◆ **Problem description**: Reproduce every line of the items below, keeping each character unchanged.
+++ Input data
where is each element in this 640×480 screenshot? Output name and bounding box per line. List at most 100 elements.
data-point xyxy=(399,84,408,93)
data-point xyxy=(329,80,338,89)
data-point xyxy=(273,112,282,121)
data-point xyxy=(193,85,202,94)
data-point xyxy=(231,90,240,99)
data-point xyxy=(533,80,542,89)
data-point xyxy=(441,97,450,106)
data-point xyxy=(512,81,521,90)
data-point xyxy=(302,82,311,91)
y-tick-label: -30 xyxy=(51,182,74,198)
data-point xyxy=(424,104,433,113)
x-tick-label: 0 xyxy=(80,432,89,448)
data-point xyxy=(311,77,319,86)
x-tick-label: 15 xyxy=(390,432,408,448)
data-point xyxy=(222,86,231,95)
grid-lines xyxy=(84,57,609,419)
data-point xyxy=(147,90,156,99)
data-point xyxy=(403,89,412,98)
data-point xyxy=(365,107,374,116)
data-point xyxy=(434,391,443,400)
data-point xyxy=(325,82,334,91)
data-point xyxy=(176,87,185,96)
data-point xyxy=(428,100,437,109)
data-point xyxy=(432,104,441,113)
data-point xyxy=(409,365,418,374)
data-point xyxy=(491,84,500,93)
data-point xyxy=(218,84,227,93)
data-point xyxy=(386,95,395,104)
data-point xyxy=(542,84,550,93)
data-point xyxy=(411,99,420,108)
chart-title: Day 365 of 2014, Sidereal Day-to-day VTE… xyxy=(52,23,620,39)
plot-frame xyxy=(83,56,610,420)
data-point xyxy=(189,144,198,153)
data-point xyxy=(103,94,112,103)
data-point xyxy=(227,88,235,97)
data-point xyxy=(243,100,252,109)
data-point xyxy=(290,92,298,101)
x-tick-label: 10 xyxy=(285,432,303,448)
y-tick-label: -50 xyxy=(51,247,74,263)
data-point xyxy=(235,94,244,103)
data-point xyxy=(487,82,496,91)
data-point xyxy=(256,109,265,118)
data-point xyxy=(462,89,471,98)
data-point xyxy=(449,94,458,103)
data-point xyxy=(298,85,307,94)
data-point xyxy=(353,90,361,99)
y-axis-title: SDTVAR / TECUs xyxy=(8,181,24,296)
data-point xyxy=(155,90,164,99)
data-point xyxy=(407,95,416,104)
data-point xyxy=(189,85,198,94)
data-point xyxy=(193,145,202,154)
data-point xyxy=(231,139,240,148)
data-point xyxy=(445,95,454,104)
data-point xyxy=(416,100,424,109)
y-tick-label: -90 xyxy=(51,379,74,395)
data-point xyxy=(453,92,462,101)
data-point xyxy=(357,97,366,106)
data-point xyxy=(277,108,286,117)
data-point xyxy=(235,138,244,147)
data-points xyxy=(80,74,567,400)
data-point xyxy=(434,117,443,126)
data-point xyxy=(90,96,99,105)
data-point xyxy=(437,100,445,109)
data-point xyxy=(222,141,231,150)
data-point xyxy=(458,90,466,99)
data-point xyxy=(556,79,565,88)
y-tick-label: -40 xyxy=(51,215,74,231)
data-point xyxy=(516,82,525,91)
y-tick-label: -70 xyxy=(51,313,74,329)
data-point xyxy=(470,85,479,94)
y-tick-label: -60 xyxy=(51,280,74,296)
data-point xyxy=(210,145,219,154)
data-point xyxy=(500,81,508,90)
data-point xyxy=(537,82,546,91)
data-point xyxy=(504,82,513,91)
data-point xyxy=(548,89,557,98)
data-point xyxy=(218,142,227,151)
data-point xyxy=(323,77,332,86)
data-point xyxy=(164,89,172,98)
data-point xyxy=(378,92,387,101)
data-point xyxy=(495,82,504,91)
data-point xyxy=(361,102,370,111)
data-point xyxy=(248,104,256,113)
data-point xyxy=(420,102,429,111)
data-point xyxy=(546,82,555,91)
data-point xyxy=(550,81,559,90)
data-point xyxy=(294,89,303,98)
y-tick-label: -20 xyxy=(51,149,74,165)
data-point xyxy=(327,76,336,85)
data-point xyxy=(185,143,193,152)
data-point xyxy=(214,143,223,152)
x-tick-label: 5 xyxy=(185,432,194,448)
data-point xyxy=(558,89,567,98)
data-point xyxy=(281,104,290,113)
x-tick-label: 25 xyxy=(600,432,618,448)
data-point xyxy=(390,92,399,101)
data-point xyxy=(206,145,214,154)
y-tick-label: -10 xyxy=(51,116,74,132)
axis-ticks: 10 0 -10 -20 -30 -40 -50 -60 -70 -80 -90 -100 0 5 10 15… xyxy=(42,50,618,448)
++++++
◆ **In response**:
where is each element in this 640×480 screenshot? Output name and bounding box per line. List at most 100 elements.
data-point xyxy=(399,84,408,93)
data-point xyxy=(329,80,338,89)
data-point xyxy=(273,112,282,121)
data-point xyxy=(193,85,202,94)
data-point xyxy=(231,90,240,99)
data-point xyxy=(533,80,542,89)
data-point xyxy=(441,97,450,106)
data-point xyxy=(512,81,521,90)
data-point xyxy=(302,82,311,91)
y-tick-label: -30 xyxy=(51,182,74,198)
data-point xyxy=(424,104,433,113)
x-tick-label: 0 xyxy=(80,432,89,448)
data-point xyxy=(311,77,319,86)
x-tick-label: 15 xyxy=(390,432,408,448)
data-point xyxy=(222,86,231,95)
grid-lines xyxy=(84,57,609,419)
data-point xyxy=(147,90,156,99)
data-point xyxy=(403,89,412,98)
data-point xyxy=(365,107,374,116)
data-point xyxy=(434,391,443,400)
data-point xyxy=(325,82,334,91)
data-point xyxy=(176,87,185,96)
data-point xyxy=(428,100,437,109)
data-point xyxy=(432,104,441,113)
data-point xyxy=(409,365,418,374)
data-point xyxy=(491,84,500,93)
data-point xyxy=(218,84,227,93)
data-point xyxy=(386,95,395,104)
data-point xyxy=(542,84,550,93)
data-point xyxy=(411,99,420,108)
chart-title: Day 365 of 2014, Sidereal Day-to-day VTE… xyxy=(52,23,620,39)
plot-frame xyxy=(83,56,610,420)
data-point xyxy=(189,144,198,153)
data-point xyxy=(103,94,112,103)
data-point xyxy=(227,88,235,97)
data-point xyxy=(243,100,252,109)
data-point xyxy=(290,92,298,101)
x-tick-label: 10 xyxy=(285,432,303,448)
y-tick-label: -50 xyxy=(51,247,74,263)
data-point xyxy=(235,94,244,103)
data-point xyxy=(487,82,496,91)
data-point xyxy=(256,109,265,118)
data-point xyxy=(462,89,471,98)
data-point xyxy=(449,94,458,103)
data-point xyxy=(298,85,307,94)
data-point xyxy=(353,90,361,99)
y-axis-title: SDTVAR / TECUs xyxy=(8,181,24,296)
data-point xyxy=(155,90,164,99)
data-point xyxy=(407,95,416,104)
data-point xyxy=(189,85,198,94)
data-point xyxy=(193,145,202,154)
data-point xyxy=(231,139,240,148)
data-point xyxy=(445,95,454,104)
data-point xyxy=(416,100,424,109)
y-tick-label: -90 xyxy=(51,379,74,395)
data-point xyxy=(453,92,462,101)
data-point xyxy=(357,97,366,106)
data-point xyxy=(277,108,286,117)
data-point xyxy=(235,138,244,147)
data-points xyxy=(80,74,567,400)
data-point xyxy=(434,117,443,126)
data-point xyxy=(90,96,99,105)
data-point xyxy=(437,100,445,109)
data-point xyxy=(222,141,231,150)
data-point xyxy=(458,90,466,99)
data-point xyxy=(556,79,565,88)
y-tick-label: -40 xyxy=(51,215,74,231)
data-point xyxy=(516,82,525,91)
y-tick-label: -70 xyxy=(51,313,74,329)
data-point xyxy=(470,85,479,94)
y-tick-label: -60 xyxy=(51,280,74,296)
data-point xyxy=(210,145,219,154)
data-point xyxy=(500,81,508,90)
data-point xyxy=(537,82,546,91)
data-point xyxy=(504,82,513,91)
data-point xyxy=(548,89,557,98)
data-point xyxy=(218,142,227,151)
data-point xyxy=(323,77,332,86)
data-point xyxy=(164,89,172,98)
data-point xyxy=(378,92,387,101)
data-point xyxy=(495,82,504,91)
data-point xyxy=(361,102,370,111)
data-point xyxy=(248,104,256,113)
data-point xyxy=(420,102,429,111)
data-point xyxy=(546,82,555,91)
data-point xyxy=(550,81,559,90)
data-point xyxy=(294,89,303,98)
y-tick-label: -20 xyxy=(51,149,74,165)
data-point xyxy=(327,76,336,85)
data-point xyxy=(185,143,193,152)
data-point xyxy=(214,143,223,152)
x-tick-label: 5 xyxy=(185,432,194,448)
data-point xyxy=(558,89,567,98)
data-point xyxy=(281,104,290,113)
x-tick-label: 25 xyxy=(600,432,618,448)
data-point xyxy=(390,92,399,101)
data-point xyxy=(206,145,214,154)
y-tick-label: -10 xyxy=(51,116,74,132)
axis-ticks: 10 0 -10 -20 -30 -40 -50 -60 -70 -80 -90 -100 0 5 10 15… xyxy=(42,50,618,448)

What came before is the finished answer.